----- Entries
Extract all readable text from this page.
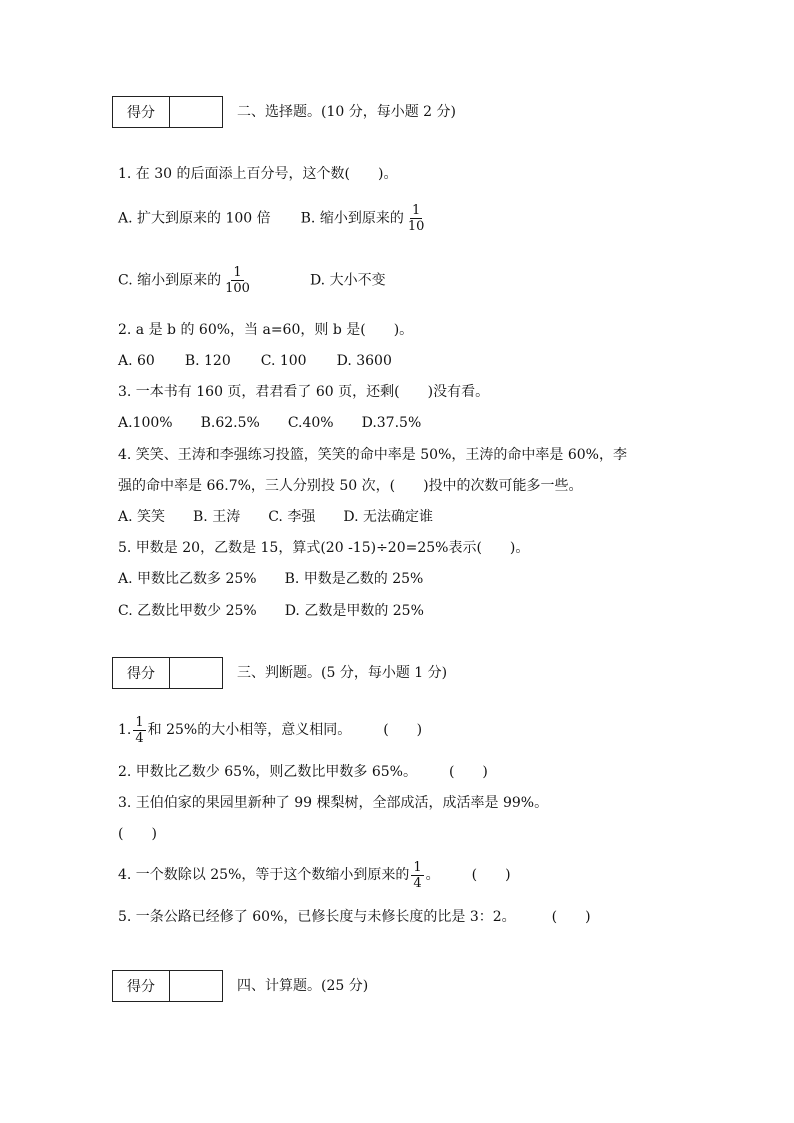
得分	二、选择题。(10 分，每小题 2 分)
1. 在 30 的后面添上百分号，这个数(　　)。
A. 扩大到原来的 100 倍 B. 缩小到原来的 $\frac{1}{10}$
C. 缩小到原来的 $\frac{1}{100}$	D. 大小不变
2. a 是 b 的 60%，当 a=60，则 b 是(　　)。
A. 60 B. 120 C. 100 D. 3600
3. 一本书有 160 页，君君看了 60 页，还剩(　　)没有看。
A.100% B.62.5% C.40% D.37.5%
4. 笑笑、王涛和李强练习投篮，笑笑的命中率是 50%，王涛的命中率是 60%，李
强的命中率是 66.7%，三人分别投 50 次，(　　)投中的次数可能多一些。
A. 笑笑 B. 王涛 C. 李强 D. 无法确定谁
5. 甲数是 20，乙数是 15，算式(20 -15)÷20=25%表示(　　)。
A. 甲数比乙数多 25% B. 甲数是乙数的 25%
C. 乙数比甲数少 25% D. 乙数是甲数的 25%
得分	三、判断题。(5 分，每小题 1 分)
1. $\frac{1}{4}$ 和 25%的大小相等，意义相同。 (　　)
2. 甲数比乙数少 65%，则乙数比甲数多 65%。 (　　)
3. 王伯伯家的果园里新种了 99 棵梨树，全部成活，成活率是 99%。
(　　)
4. 一个数除以 25%，等于这个数缩小到原来的 $\frac{1}{4}$ 。 (　　)
5. 一条公路已经修了 60%，已修长度与未修长度的比是 3：2。	(　　)
得分	四、计算题。(25 分)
----------
» Task: Reproduce each line exactly, please, except for any pictures.

» Task result:
Extract all readable text from this page.
得分	二、选择题。(10 分，每小题 2 分)
1. 在 30 的后面添上百分号，这个数(　　)。
A. 扩大到原来的 100 倍 B. 缩小到原来的 $\frac{1}{10}$
C. 缩小到原来的 $\frac{1}{100}$	D. 大小不变
2. a 是 b 的 60%，当 a=60，则 b 是(　　)。
A. 60 B. 120 C. 100 D. 3600
3. 一本书有 160 页，君君看了 60 页，还剩(　　)没有看。
A.100% B.62.5% C.40% D.37.5%
4. 笑笑、王涛和李强练习投篮，笑笑的命中率是 50%，王涛的命中率是 60%，李
强的命中率是 66.7%，三人分别投 50 次，(　　)投中的次数可能多一些。
A. 笑笑 B. 王涛 C. 李强 D. 无法确定谁
5. 甲数是 20，乙数是 15，算式(20 -15)÷20=25%表示(　　)。
A. 甲数比乙数多 25% B. 甲数是乙数的 25%
C. 乙数比甲数少 25% D. 乙数是甲数的 25%
得分	三、判断题。(5 分，每小题 1 分)
1. $\frac{1}{4}$ 和 25%的大小相等，意义相同。 (　　)
2. 甲数比乙数少 65%，则乙数比甲数多 65%。 (　　)
3. 王伯伯家的果园里新种了 99 棵梨树，全部成活，成活率是 99%。
(　　)
4. 一个数除以 25%，等于这个数缩小到原来的 $\frac{1}{4}$ 。 (　　)
5. 一条公路已经修了 60%，已修长度与未修长度的比是 3：2。	(　　)
得分	四、计算题。(25 分)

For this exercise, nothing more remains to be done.